▸ Work to be completed: Continue the text remembering tuba player Tommy Johnson, picking up right after its last sentence.

▸ Document passage:
....................

This coming October marks the 10th year of the passing of Tommy Johnson.
That name is probably not familiar to many of you. But I guarantee that most of you have heard this man play a tuba. If you have seen the movie “Jaws” (1975), “Close Encounters of the Third Kind” (1977) or “Silverado” (1985), along with thousands of other movie scores, you have heard him.
For me, his was more than just the sound of a tuba coming out of a movie soundtrack. He was my tuba teacher for two years when I was going to college in Southern California. He taught me the “right stuff” to get my playing career started.

....................

▸ Provided material:
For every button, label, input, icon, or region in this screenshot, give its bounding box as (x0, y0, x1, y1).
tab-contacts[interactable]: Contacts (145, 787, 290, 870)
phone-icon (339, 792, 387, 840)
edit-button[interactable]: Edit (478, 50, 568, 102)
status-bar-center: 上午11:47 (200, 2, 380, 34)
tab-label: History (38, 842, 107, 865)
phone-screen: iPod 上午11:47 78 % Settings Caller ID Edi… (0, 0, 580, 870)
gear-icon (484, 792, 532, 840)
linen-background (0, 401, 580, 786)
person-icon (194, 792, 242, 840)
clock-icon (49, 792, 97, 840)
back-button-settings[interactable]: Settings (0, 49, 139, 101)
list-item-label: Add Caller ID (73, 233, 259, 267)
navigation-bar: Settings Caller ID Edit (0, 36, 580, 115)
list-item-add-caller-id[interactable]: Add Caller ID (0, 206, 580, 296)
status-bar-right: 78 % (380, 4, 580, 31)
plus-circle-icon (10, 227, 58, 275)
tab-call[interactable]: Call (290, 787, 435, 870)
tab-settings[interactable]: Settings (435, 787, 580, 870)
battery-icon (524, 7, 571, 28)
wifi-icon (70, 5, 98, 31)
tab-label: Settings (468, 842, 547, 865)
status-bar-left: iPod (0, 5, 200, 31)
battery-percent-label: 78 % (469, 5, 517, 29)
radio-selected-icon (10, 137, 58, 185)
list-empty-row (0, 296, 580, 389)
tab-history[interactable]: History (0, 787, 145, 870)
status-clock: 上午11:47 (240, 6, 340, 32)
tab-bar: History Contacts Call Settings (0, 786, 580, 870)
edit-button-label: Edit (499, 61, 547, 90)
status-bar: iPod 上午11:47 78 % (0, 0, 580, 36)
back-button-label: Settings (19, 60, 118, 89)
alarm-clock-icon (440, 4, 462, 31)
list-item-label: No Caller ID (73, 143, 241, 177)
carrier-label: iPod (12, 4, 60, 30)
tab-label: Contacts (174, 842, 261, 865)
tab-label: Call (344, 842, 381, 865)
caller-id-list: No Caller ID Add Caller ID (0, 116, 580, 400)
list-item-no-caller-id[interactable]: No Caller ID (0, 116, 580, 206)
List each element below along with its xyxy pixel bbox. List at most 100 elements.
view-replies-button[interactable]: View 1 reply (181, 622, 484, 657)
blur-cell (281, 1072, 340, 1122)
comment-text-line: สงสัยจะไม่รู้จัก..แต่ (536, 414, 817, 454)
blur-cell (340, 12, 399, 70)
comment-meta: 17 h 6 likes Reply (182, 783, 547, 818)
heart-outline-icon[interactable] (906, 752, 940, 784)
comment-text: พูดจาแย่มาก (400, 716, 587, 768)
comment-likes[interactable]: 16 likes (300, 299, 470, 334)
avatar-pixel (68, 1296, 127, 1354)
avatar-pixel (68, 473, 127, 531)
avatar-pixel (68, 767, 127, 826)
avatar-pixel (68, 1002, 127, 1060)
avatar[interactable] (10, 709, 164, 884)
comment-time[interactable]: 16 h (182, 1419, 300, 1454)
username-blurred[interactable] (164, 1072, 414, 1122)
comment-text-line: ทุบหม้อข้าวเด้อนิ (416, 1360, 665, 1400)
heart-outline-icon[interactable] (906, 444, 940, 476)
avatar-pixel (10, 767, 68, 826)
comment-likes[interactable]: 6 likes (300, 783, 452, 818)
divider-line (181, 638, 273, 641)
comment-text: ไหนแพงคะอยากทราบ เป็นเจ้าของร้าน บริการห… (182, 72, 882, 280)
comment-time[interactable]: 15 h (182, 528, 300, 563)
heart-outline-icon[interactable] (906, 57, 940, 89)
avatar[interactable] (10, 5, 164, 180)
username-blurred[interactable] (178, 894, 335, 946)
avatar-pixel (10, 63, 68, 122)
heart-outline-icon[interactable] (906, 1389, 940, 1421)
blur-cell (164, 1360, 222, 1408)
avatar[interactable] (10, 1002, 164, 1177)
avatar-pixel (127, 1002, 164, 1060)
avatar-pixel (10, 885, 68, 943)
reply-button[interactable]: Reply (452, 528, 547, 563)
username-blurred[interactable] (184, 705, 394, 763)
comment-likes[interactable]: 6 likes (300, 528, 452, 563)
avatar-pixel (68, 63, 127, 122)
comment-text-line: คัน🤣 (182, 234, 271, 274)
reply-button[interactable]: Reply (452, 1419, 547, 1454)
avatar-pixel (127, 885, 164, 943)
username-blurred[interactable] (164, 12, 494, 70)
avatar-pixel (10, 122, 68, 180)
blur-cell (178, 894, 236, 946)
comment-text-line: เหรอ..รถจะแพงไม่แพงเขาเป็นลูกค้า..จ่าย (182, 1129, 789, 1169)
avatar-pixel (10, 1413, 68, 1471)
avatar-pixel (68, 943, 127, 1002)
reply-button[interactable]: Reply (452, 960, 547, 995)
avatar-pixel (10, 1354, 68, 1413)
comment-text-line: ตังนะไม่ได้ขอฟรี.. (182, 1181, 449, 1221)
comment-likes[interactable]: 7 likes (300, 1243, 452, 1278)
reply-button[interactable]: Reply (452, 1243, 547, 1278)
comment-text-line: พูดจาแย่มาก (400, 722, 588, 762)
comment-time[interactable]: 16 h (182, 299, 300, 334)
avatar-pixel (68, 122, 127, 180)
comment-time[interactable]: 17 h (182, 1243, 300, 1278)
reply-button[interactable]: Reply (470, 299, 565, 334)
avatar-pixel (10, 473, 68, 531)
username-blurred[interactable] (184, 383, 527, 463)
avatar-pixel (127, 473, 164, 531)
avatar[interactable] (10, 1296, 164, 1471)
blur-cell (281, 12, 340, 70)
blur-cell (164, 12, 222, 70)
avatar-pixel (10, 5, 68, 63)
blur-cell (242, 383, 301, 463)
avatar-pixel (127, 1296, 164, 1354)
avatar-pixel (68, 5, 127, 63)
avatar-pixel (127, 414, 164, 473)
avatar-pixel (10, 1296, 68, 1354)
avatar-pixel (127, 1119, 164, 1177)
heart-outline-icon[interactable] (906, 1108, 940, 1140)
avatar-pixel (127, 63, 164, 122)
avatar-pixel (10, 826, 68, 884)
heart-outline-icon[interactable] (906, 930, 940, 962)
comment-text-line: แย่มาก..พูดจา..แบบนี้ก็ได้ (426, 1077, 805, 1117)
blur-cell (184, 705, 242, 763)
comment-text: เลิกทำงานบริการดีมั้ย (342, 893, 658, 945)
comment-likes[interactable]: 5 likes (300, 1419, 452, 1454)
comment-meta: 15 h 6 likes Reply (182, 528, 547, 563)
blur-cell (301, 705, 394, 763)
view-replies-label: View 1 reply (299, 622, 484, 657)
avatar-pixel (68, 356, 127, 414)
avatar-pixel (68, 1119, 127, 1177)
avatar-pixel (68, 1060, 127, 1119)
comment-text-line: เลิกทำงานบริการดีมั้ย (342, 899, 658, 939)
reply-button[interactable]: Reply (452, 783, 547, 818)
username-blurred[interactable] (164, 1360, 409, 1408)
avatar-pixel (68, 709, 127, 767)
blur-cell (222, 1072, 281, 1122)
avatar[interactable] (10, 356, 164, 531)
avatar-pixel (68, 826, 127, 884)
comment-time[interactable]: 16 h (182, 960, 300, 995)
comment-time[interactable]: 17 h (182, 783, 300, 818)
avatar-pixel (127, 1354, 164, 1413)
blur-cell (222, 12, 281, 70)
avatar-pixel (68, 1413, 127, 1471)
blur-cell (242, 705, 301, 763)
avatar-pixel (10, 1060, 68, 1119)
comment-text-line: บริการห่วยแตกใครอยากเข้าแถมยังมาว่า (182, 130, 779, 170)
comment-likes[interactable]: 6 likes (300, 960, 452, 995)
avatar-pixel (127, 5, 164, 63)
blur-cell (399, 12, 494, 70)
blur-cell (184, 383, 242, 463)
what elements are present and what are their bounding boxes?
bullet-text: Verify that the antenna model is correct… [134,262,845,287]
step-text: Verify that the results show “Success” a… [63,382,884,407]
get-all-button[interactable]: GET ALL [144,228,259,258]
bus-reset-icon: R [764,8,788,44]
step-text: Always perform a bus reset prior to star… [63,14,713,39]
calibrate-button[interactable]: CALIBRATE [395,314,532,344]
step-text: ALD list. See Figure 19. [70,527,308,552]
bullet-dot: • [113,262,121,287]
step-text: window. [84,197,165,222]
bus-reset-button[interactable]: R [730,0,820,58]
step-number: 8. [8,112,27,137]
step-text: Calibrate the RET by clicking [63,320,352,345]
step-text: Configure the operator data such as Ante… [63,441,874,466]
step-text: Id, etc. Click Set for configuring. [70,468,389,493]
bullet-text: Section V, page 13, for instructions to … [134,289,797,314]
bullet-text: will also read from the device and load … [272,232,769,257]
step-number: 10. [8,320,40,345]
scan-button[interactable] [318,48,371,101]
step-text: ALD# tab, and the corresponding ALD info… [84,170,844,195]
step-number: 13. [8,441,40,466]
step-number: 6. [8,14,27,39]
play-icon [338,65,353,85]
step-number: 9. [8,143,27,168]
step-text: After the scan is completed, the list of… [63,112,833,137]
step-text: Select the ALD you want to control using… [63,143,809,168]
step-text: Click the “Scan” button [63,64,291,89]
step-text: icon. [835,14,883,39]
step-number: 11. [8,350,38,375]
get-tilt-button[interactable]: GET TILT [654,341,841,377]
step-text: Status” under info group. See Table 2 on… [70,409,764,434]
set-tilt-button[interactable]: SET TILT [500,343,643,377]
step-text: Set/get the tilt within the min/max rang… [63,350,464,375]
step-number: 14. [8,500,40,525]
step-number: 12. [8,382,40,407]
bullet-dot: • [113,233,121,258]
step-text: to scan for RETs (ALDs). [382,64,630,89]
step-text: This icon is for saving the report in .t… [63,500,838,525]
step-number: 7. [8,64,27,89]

....................

▸ Expected answer:
“Silverado” was a milestone event in Tommy Johnson’s career. You see, he had some health issues, two of them being diabetes and kidney disease. Any one of those ailments could sideline a professional musician. One day he was playing golf with one of his sons, and he tried to whistle to warn some kids to get off the golf course. He discovered that for some reason, he could not whistle. When he got home, he saw that the entire side of his face was drooping. In that one lazy afternoon, he got hit with Bell’s palsy, a debilitating affliction for a brass player. He had no control over the muscles controlling his lips. He tried playing. Not a sound came out. Only after a lot of experimentation, he realized he could continue to play if one hand could finger the keys while the other hand could reach around and hold the corner of his lips together so he could form an embouchure. But he knew his playing was suffering.
Then the phone call came in to do a recording session for the scoring of a new movie. The composer was his friend and neighbor, Bruce Broughton.
The movie was “Silverado.”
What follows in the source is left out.